> [What you are asked to do]:
Images excluded, repeat each entry below exactly.

○ ○ ○ ○ ○ ○ ○

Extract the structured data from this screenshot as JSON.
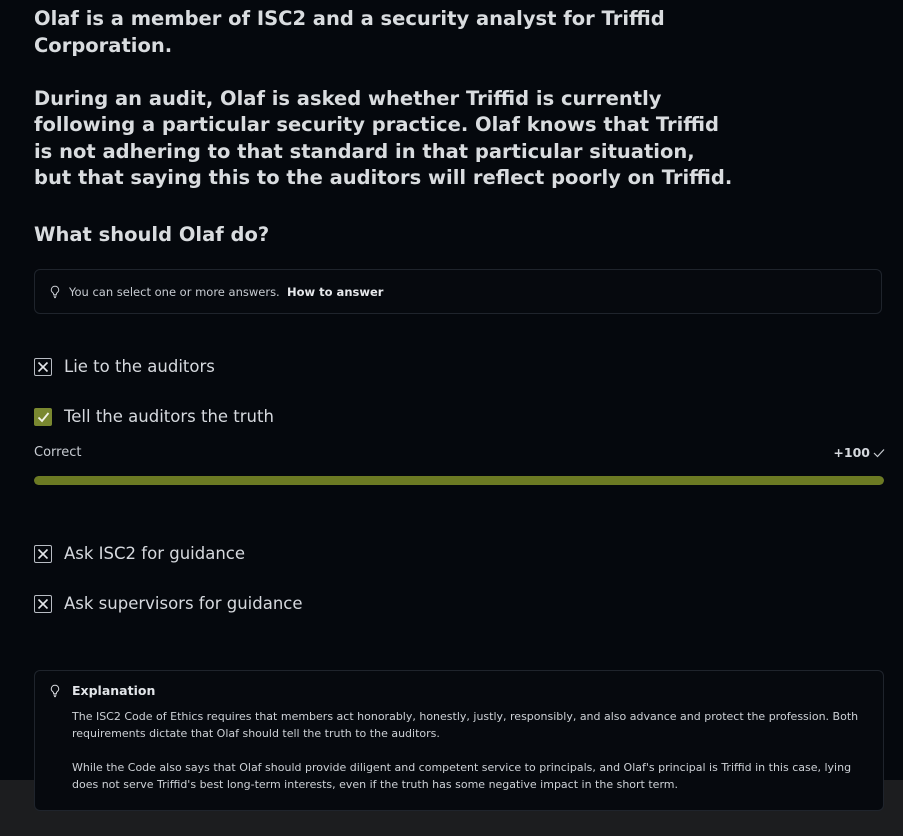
{
  "question": {
    "paragraph1": "Olaf is a member of ISC2 and a security analyst for Triffid Corporation.",
    "paragraph2": "During an audit, Olaf is asked whether Triffid is currently following a particular security practice. Olaf knows that Triffid is not adhering to that standard in that particular situation, but that saying this to the auditors will reflect poorly on Triffid.",
    "prompt": "What should Olaf do?"
  },
  "hint": {
    "icon": "lightbulb-icon",
    "text": "You can select one or more answers.",
    "link": "How to answer"
  },
  "options": [
    {
      "label": "Lie to the auditors",
      "state": "incorrect",
      "icon": "x-icon"
    },
    {
      "label": "Tell the auditors the truth",
      "state": "correct",
      "icon": "check-icon"
    },
    {
      "label": "Ask ISC2 for guidance",
      "state": "incorrect",
      "icon": "x-icon"
    },
    {
      "label": "Ask supervisors for guidance",
      "state": "incorrect",
      "icon": "x-icon"
    }
  ],
  "result": {
    "label": "Correct",
    "points": "+100",
    "progress_percent": 100,
    "accent_color": "#6c7a23"
  },
  "explanation": {
    "title": "Explanation",
    "paragraph1": "The ISC2 Code of Ethics requires that members act honorably, honestly, justly, responsibly, and also advance and protect the profession. Both requirements dictate that Olaf should tell the truth to the auditors.",
    "paragraph2": "While the Code also says that Olaf should provide diligent and competent service to principals, and Olaf's principal is Triffid in this case, lying does not serve Triffid's best long-term interests, even if the truth has some negative impact in the short term."
  }
}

○ ○ ○ ○ ○ ○ ○

> [Solution for this task]:
Extract the structured data from this screenshot as JSON.
{
  "question": {
    "paragraph1": "Olaf is a member of ISC2 and a security analyst for Triffid Corporation.",
    "paragraph2": "During an audit, Olaf is asked whether Triffid is currently following a particular security practice. Olaf knows that Triffid is not adhering to that standard in that particular situation, but that saying this to the auditors will reflect poorly on Triffid.",
    "prompt": "What should Olaf do?"
  },
  "hint": {
    "icon": "lightbulb-icon",
    "text": "You can select one or more answers.",
    "link": "How to answer"
  },
  "options": [
    {
      "label": "Lie to the auditors",
      "state": "incorrect",
      "icon": "x-icon"
    },
    {
      "label": "Tell the auditors the truth",
      "state": "correct",
      "icon": "check-icon"
    },
    {
      "label": "Ask ISC2 for guidance",
      "state": "incorrect",
      "icon": "x-icon"
    },
    {
      "label": "Ask supervisors for guidance",
      "state": "incorrect",
      "icon": "x-icon"
    }
  ],
  "result": {
    "label": "Correct",
    "points": "+100",
    "progress_percent": 100,
    "accent_color": "#6c7a23"
  },
  "explanation": {
    "title": "Explanation",
    "paragraph1": "The ISC2 Code of Ethics requires that members act honorably, honestly, justly, responsibly, and also advance and protect the profession. Both requirements dictate that Olaf should tell the truth to the auditors.",
    "paragraph2": "While the Code also says that Olaf should provide diligent and competent service to principals, and Olaf's principal is Triffid in this case, lying does not serve Triffid's best long-term interests, even if the truth has some negative impact in the short term."
  }
}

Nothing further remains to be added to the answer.